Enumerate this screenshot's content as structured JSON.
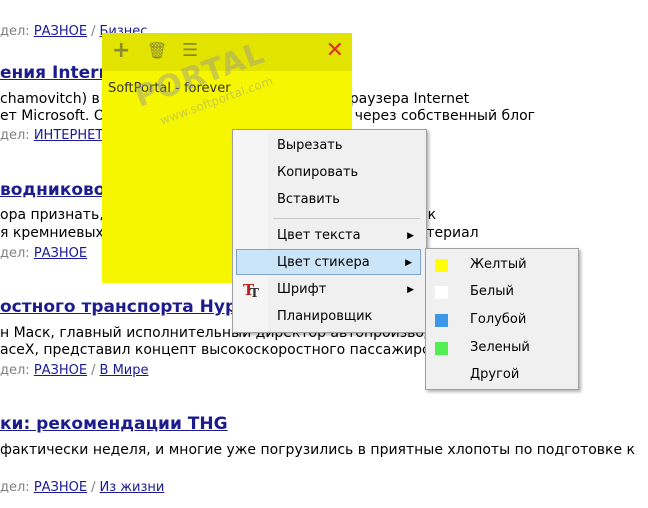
{
  "page": {
    "section_label": "дел:",
    "articles": [
      {
        "meta_top": {
          "category": "РАЗНОЕ",
          "sub": "Бизнес"
        },
        "headline": "ения Internet Explorer в Microsoft",
        "lines": [
          "chamovitch) в Microsoft, одной разработчиков браузера Internet",
          "ет Microsoft. Об этом он сообщил в публикации через собственный блог"
        ],
        "meta": {
          "category": "ИНТЕРНЕТ"
        }
      },
      {
        "headline": "водниковой электроники",
        "lines": [
          "ора признать, что индустрия практически приблизилась к",
          "я кремниевых технологий, пора переходить на новый материал"
        ],
        "meta": {
          "category": "РАЗНОЕ"
        }
      },
      {
        "headline": "остного транспорта Hyperloop",
        "lines": [
          "н Маск, главный исполнительный директор автопроизводителя",
          "aceX, представил концепт высокоскоростного пассажирского Hyperloop"
        ],
        "meta": {
          "category": "РАЗНОЕ",
          "sub": "В Мире"
        }
      },
      {
        "headline": "ки: рекомендации THG",
        "lines": [
          "фактически неделя, и многие уже погрузились в приятные хлопоты по подготовке к"
        ],
        "meta": {
          "category": "РАЗНОЕ",
          "sub": "Из жизни"
        }
      }
    ]
  },
  "sticker": {
    "color": "#f6f600",
    "text": "SoftPortal - forever",
    "icons": [
      "plus-icon",
      "trash-icon",
      "menu-icon",
      "close-icon"
    ],
    "add_glyph": "+",
    "trash_glyph": "🗑",
    "menu_glyph": "☰",
    "close_glyph": "✕"
  },
  "watermark": {
    "big": "PORTAL",
    "small": "www.softportal.com"
  },
  "context_menu": {
    "items": [
      {
        "label": "Вырезать"
      },
      {
        "label": "Копировать"
      },
      {
        "label": "Вставить"
      },
      {
        "label": "Цвет текста",
        "arrow": "▶"
      },
      {
        "label": "Цвет стикера",
        "arrow": "▶",
        "highlighted": true
      },
      {
        "label": "Шрифт",
        "arrow": "▶",
        "icon": "font-icon"
      },
      {
        "label": "Планировщик"
      }
    ]
  },
  "color_submenu": {
    "items": [
      {
        "label": "Желтый",
        "color": "#ffff00"
      },
      {
        "label": "Белый",
        "color": "#ffffff"
      },
      {
        "label": "Голубой",
        "color": "#3d97e8"
      },
      {
        "label": "Зеленый",
        "color": "#52ee52"
      },
      {
        "label": "Другой"
      }
    ]
  }
}
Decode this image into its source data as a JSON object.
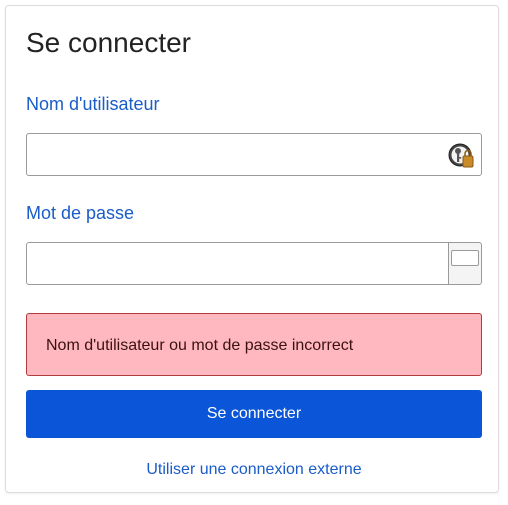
{
  "login": {
    "title": "Se connecter",
    "username": {
      "label": "Nom d'utilisateur",
      "value": "",
      "placeholder": ""
    },
    "password": {
      "label": "Mot de passe",
      "value": "",
      "placeholder": ""
    },
    "error_message": "Nom d'utilisateur ou mot de passe incorrect",
    "submit_label": "Se connecter",
    "external_link": "Utiliser une connexion externe"
  },
  "colors": {
    "accent": "#0a55d8",
    "link": "#1a5cc8",
    "error_bg": "#ffb8bf",
    "error_border": "#b23b3b"
  },
  "icons": {
    "username_field": "password-manager-key-icon",
    "password_toggle": "show-password-toggle"
  }
}
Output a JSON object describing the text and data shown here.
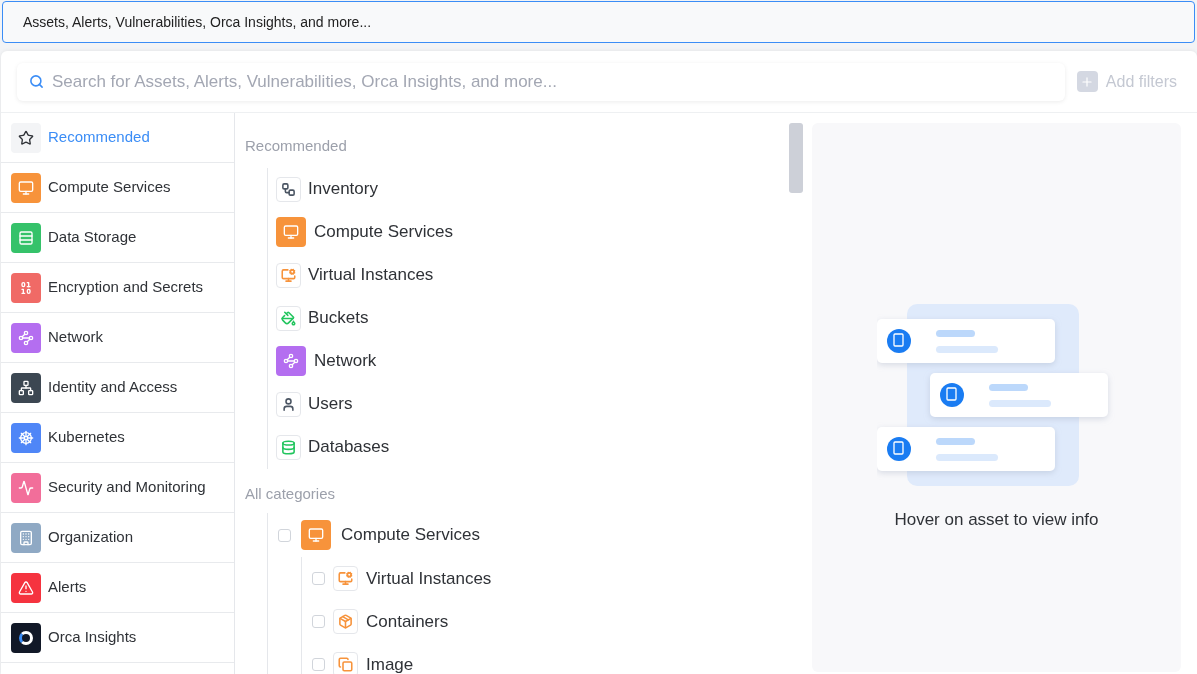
{
  "query_bar": {
    "value": "Assets, Alerts, Vulnerabilities, Orca Insights, and more..."
  },
  "search": {
    "placeholder": "Search for Assets, Alerts, Vulnerabilities, Orca Insights, and more...",
    "add_filters": {
      "label": "Add filters",
      "disabled": true
    }
  },
  "sidebar": {
    "items": [
      {
        "label": "Recommended",
        "selected": true,
        "color": "#f3f4f6"
      },
      {
        "label": "Compute Services",
        "selected": false,
        "color": "#f7933b"
      },
      {
        "label": "Data Storage",
        "selected": false,
        "color": "#35c26a"
      },
      {
        "label": "Encryption and Secrets",
        "selected": false,
        "color": "#f06a66"
      },
      {
        "label": "Network",
        "selected": false,
        "color": "#b46ef0"
      },
      {
        "label": "Identity and Access",
        "selected": false,
        "color": "#3c4752"
      },
      {
        "label": "Kubernetes",
        "selected": false,
        "color": "#4f86f7"
      },
      {
        "label": "Security and Monitoring",
        "selected": false,
        "color": "#f26e9a"
      },
      {
        "label": "Organization",
        "selected": false,
        "color": "#8fa9c4"
      },
      {
        "label": "Alerts",
        "selected": false,
        "color": "#f5333f"
      },
      {
        "label": "Orca Insights",
        "selected": false,
        "color": "#111827"
      }
    ]
  },
  "recommended": {
    "heading": "Recommended",
    "items": [
      {
        "label": "Inventory",
        "filled": false,
        "color": "#4b5563"
      },
      {
        "label": "Compute Services",
        "filled": true,
        "color": "#f7933b"
      },
      {
        "label": "Virtual Instances",
        "filled": false,
        "color": "#f7933b"
      },
      {
        "label": "Buckets",
        "filled": false,
        "color": "#22c55e"
      },
      {
        "label": "Network",
        "filled": true,
        "color": "#b46ef0"
      },
      {
        "label": "Users",
        "filled": false,
        "color": "#4b5563"
      },
      {
        "label": "Databases",
        "filled": false,
        "color": "#22c55e"
      }
    ]
  },
  "all_categories": {
    "heading": "All categories",
    "items": [
      {
        "label": "Compute Services",
        "checked": false,
        "filled": true,
        "color": "#f7933b",
        "children": [
          {
            "label": "Virtual Instances",
            "checked": false,
            "filled": false,
            "color": "#f7933b"
          },
          {
            "label": "Containers",
            "checked": false,
            "filled": false,
            "color": "#f7933b"
          },
          {
            "label": "Image",
            "checked": false,
            "filled": false,
            "color": "#f7933b"
          }
        ]
      }
    ]
  },
  "preview": {
    "message": "Hover on asset to view info"
  }
}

> **What to do**
Omit pictures; set down the rest of the material word for word.

> **Answer to the exercise**
Enumerate this screenshot's content as structured JSON.
{
  "page": {
    "section_label": "дел:",
    "articles": [
      {
        "meta_top": {
          "category": "РАЗНОЕ",
          "sub": "Бизнес"
        },
        "headline": "ения Internet Explorer в Microsoft",
        "lines": [
          "chamovitch) в Microsoft, одной разработчиков браузера Internet",
          "ет Microsoft. Об этом он сообщил в публикации через собственный блог"
        ],
        "meta": {
          "category": "ИНТЕРНЕТ"
        }
      },
      {
        "headline": "водниковой электроники",
        "lines": [
          "ора признать, что индустрия практически приблизилась к",
          "я кремниевых технологий, пора переходить на новый материал"
        ],
        "meta": {
          "category": "РАЗНОЕ"
        }
      },
      {
        "headline": "остного транспорта Hyperloop",
        "lines": [
          "н Маск, главный исполнительный директор автопроизводителя",
          "aceX, представил концепт высокоскоростного пассажирского Hyperloop"
        ],
        "meta": {
          "category": "РАЗНОЕ",
          "sub": "В Мире"
        }
      },
      {
        "headline": "ки: рекомендации THG",
        "lines": [
          "фактически неделя, и многие уже погрузились в приятные хлопоты по подготовке к"
        ],
        "meta": {
          "category": "РАЗНОЕ",
          "sub": "Из жизни"
        }
      }
    ]
  },
  "sticker": {
    "color": "#f6f600",
    "text": "SoftPortal - forever",
    "icons": [
      "plus-icon",
      "trash-icon",
      "menu-icon",
      "close-icon"
    ],
    "add_glyph": "+",
    "trash_glyph": "🗑",
    "menu_glyph": "☰",
    "close_glyph": "✕"
  },
  "watermark": {
    "big": "PORTAL",
    "small": "www.softportal.com"
  },
  "context_menu": {
    "items": [
      {
        "label": "Вырезать"
      },
      {
        "label": "Копировать"
      },
      {
        "label": "Вставить"
      },
      {
        "label": "Цвет текста",
        "arrow": "▶"
      },
      {
        "label": "Цвет стикера",
        "arrow": "▶",
        "highlighted": true
      },
      {
        "label": "Шрифт",
        "arrow": "▶",
        "icon": "font-icon"
      },
      {
        "label": "Планировщик"
      }
    ]
  },
  "color_submenu": {
    "items": [
      {
        "label": "Желтый",
        "color": "#ffff00"
      },
      {
        "label": "Белый",
        "color": "#ffffff"
      },
      {
        "label": "Голубой",
        "color": "#3d97e8"
      },
      {
        "label": "Зеленый",
        "color": "#52ee52"
      },
      {
        "label": "Другой"
      }
    ]
  }
}
Decode this image into its source data as a JSON object.
{
  "login": {
    "title": "Se connecter",
    "username": {
      "label": "Nom d'utilisateur",
      "value": "",
      "placeholder": ""
    },
    "password": {
      "label": "Mot de passe",
      "value": "",
      "placeholder": ""
    },
    "error_message": "Nom d'utilisateur ou mot de passe incorrect",
    "submit_label": "Se connecter",
    "external_link": "Utiliser une connexion externe"
  },
  "colors": {
    "accent": "#0a55d8",
    "link": "#1a5cc8",
    "error_bg": "#ffb8bf",
    "error_border": "#b23b3b"
  },
  "icons": {
    "username_field": "password-manager-key-icon",
    "password_toggle": "show-password-toggle"
  }
}
Output a JSON object describing the text and data shown here.
{
  "query_bar": {
    "value": "Assets, Alerts, Vulnerabilities, Orca Insights, and more..."
  },
  "search": {
    "placeholder": "Search for Assets, Alerts, Vulnerabilities, Orca Insights, and more...",
    "add_filters": {
      "label": "Add filters",
      "disabled": true
    }
  },
  "sidebar": {
    "items": [
      {
        "label": "Recommended",
        "selected": true,
        "color": "#f3f4f6"
      },
      {
        "label": "Compute Services",
        "selected": false,
        "color": "#f7933b"
      },
      {
        "label": "Data Storage",
        "selected": false,
        "color": "#35c26a"
      },
      {
        "label": "Encryption and Secrets",
        "selected": false,
        "color": "#f06a66"
      },
      {
        "label": "Network",
        "selected": false,
        "color": "#b46ef0"
      },
      {
        "label": "Identity and Access",
        "selected": false,
        "color": "#3c4752"
      },
      {
        "label": "Kubernetes",
        "selected": false,
        "color": "#4f86f7"
      },
      {
        "label": "Security and Monitoring",
        "selected": false,
        "color": "#f26e9a"
      },
      {
        "label": "Organization",
        "selected": false,
        "color": "#8fa9c4"
      },
      {
        "label": "Alerts",
        "selected": false,
        "color": "#f5333f"
      },
      {
        "label": "Orca Insights",
        "selected": false,
        "color": "#111827"
      }
    ]
  },
  "recommended": {
    "heading": "Recommended",
    "items": [
      {
        "label": "Inventory",
        "filled": false,
        "color": "#4b5563"
      },
      {
        "label": "Compute Services",
        "filled": true,
        "color": "#f7933b"
      },
      {
        "label": "Virtual Instances",
        "filled": false,
        "color": "#f7933b"
      },
      {
        "label": "Buckets",
        "filled": false,
        "color": "#22c55e"
      },
      {
        "label": "Network",
        "filled": true,
        "color": "#b46ef0"
      },
      {
        "label": "Users",
        "filled": false,
        "color": "#4b5563"
      },
      {
        "label": "Databases",
        "filled": false,
        "color": "#22c55e"
      }
    ]
  },
  "all_categories": {
    "heading": "All categories",
    "items": [
      {
        "label": "Compute Services",
        "checked": false,
        "filled": true,
        "color": "#f7933b",
        "children": [
          {
            "label": "Virtual Instances",
            "checked": false,
            "filled": false,
            "color": "#f7933b"
          },
          {
            "label": "Containers",
            "checked": false,
            "filled": false,
            "color": "#f7933b"
          },
          {
            "label": "Image",
            "checked": false,
            "filled": false,
            "color": "#f7933b"
          }
        ]
      }
    ]
  },
  "preview": {
    "message": "Hover on asset to view info"
  }
}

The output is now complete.